Data to process.
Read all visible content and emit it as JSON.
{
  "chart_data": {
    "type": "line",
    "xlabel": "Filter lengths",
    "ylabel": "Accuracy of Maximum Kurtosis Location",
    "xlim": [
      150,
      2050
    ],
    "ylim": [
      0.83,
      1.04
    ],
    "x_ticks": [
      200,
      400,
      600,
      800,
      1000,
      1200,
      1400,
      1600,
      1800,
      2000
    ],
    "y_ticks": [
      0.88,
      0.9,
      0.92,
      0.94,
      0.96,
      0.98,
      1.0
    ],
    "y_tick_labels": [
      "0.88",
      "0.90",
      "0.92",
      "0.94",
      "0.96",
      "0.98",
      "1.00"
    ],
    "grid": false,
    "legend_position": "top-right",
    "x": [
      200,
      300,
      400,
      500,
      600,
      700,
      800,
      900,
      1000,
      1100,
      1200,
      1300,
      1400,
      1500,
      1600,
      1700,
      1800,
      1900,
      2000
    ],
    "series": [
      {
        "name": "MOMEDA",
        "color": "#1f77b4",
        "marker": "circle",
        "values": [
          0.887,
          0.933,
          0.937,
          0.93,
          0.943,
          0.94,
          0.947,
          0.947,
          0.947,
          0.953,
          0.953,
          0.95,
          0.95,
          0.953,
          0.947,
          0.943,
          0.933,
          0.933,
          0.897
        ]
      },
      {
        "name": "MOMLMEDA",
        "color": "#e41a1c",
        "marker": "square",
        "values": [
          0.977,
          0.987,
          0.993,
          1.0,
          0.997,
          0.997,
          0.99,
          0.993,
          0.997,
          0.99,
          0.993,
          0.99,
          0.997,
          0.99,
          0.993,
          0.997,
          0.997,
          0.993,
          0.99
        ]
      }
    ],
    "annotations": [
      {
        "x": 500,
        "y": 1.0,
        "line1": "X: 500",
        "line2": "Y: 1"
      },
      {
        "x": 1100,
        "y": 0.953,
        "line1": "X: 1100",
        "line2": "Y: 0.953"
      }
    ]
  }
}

The request. Copy every line of the material, please, keeping it exactly the same.

Solution for this problem.
Read all visible content and emit it as JSON.
{
  "chart_data": {
    "type": "line",
    "xlabel": "Filter lengths",
    "ylabel": "Accuracy of Maximum Kurtosis Location",
    "xlim": [
      150,
      2050
    ],
    "ylim": [
      0.83,
      1.04
    ],
    "x_ticks": [
      200,
      400,
      600,
      800,
      1000,
      1200,
      1400,
      1600,
      1800,
      2000
    ],
    "y_ticks": [
      0.88,
      0.9,
      0.92,
      0.94,
      0.96,
      0.98,
      1.0
    ],
    "y_tick_labels": [
      "0.88",
      "0.90",
      "0.92",
      "0.94",
      "0.96",
      "0.98",
      "1.00"
    ],
    "grid": false,
    "legend_position": "top-right",
    "x": [
      200,
      300,
      400,
      500,
      600,
      700,
      800,
      900,
      1000,
      1100,
      1200,
      1300,
      1400,
      1500,
      1600,
      1700,
      1800,
      1900,
      2000
    ],
    "series": [
      {
        "name": "MOMEDA",
        "color": "#1f77b4",
        "marker": "circle",
        "values": [
          0.887,
          0.933,
          0.937,
          0.93,
          0.943,
          0.94,
          0.947,
          0.947,
          0.947,
          0.953,
          0.953,
          0.95,
          0.95,
          0.953,
          0.947,
          0.943,
          0.933,
          0.933,
          0.897
        ]
      },
      {
        "name": "MOMLMEDA",
        "color": "#e41a1c",
        "marker": "square",
        "values": [
          0.977,
          0.987,
          0.993,
          1.0,
          0.997,
          0.997,
          0.99,
          0.993,
          0.997,
          0.99,
          0.993,
          0.99,
          0.997,
          0.99,
          0.993,
          0.997,
          0.997,
          0.993,
          0.99
        ]
      }
    ],
    "annotations": [
      {
        "x": 500,
        "y": 1.0,
        "line1": "X: 500",
        "line2": "Y: 1"
      },
      {
        "x": 1100,
        "y": 0.953,
        "line1": "X: 1100",
        "line2": "Y: 0.953"
      }
    ]
  }
}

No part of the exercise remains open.